Problem details:
Transcribe each entry below exactly. Pictures do not go in the copy.
[Start of The records]
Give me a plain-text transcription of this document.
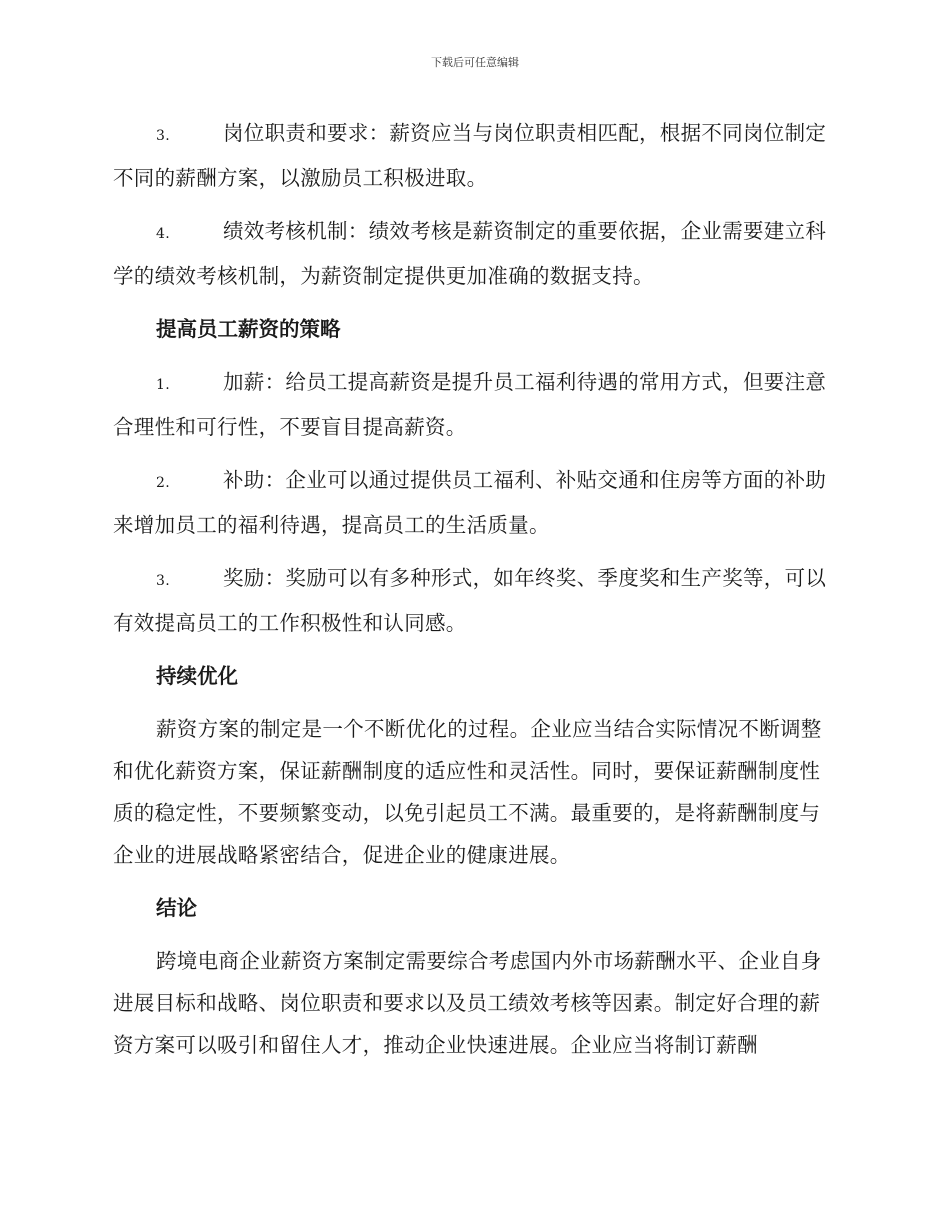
下载后可任意编辑

3.	岗位职责和要求：薪资应当与岗位职责相匹配，根据不同岗位制定不同的薪酬方案，以激励员工积极进取。

4.	绩效考核机制：绩效考核是薪资制定的重要依据，企业需要建立科学的绩效考核机制，为薪资制定提供更加准确的数据支持。

提高员工薪资的策略

1.	加薪：给员工提高薪资是提升员工福利待遇的常用方式，但要注意合理性和可行性，不要盲目提高薪资。

2.	补助：企业可以通过提供员工福利、补贴交通和住房等方面的补助来增加员工的福利待遇，提高员工的生活质量。

3.	奖励：奖励可以有多种形式，如年终奖、季度奖和生产奖等，可以有效提高员工的工作积极性和认同感。

持续优化

薪资方案的制定是一个不断优化的过程。企业应当结合实际情况不断调整和优化薪资方案，保证薪酬制度的适应性和灵活性。同时，要保证薪酬制度性质的稳定性，不要频繁变动，以免引起员工不满。最重要的，是将薪酬制度与企业的进展战略紧密结合，促进企业的健康进展。

结论

跨境电商企业薪资方案制定需要综合考虑国内外市场薪酬水平、企业自身进展目标和战略、岗位职责和要求以及员工绩效考核等因素。制定好合理的薪资方案可以吸引和留住人才，推动企业快速进展。企业应当将制订薪酬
[End of The records]
Complete response:
Give me a plain-text transcription of this document.
下载后可任意编辑

3.	岗位职责和要求：薪资应当与岗位职责相匹配，根据不同岗位制定不同的薪酬方案，以激励员工积极进取。

4.	绩效考核机制：绩效考核是薪资制定的重要依据，企业需要建立科学的绩效考核机制，为薪资制定提供更加准确的数据支持。

提高员工薪资的策略

1.	加薪：给员工提高薪资是提升员工福利待遇的常用方式，但要注意合理性和可行性，不要盲目提高薪资。

2.	补助：企业可以通过提供员工福利、补贴交通和住房等方面的补助来增加员工的福利待遇，提高员工的生活质量。

3.	奖励：奖励可以有多种形式，如年终奖、季度奖和生产奖等，可以有效提高员工的工作积极性和认同感。

持续优化

薪资方案的制定是一个不断优化的过程。企业应当结合实际情况不断调整和优化薪资方案，保证薪酬制度的适应性和灵活性。同时，要保证薪酬制度性质的稳定性，不要频繁变动，以免引起员工不满。最重要的，是将薪酬制度与企业的进展战略紧密结合，促进企业的健康进展。

结论

跨境电商企业薪资方案制定需要综合考虑国内外市场薪酬水平、企业自身进展目标和战略、岗位职责和要求以及员工绩效考核等因素。制定好合理的薪资方案可以吸引和留住人才，推动企业快速进展。企业应当将制订薪酬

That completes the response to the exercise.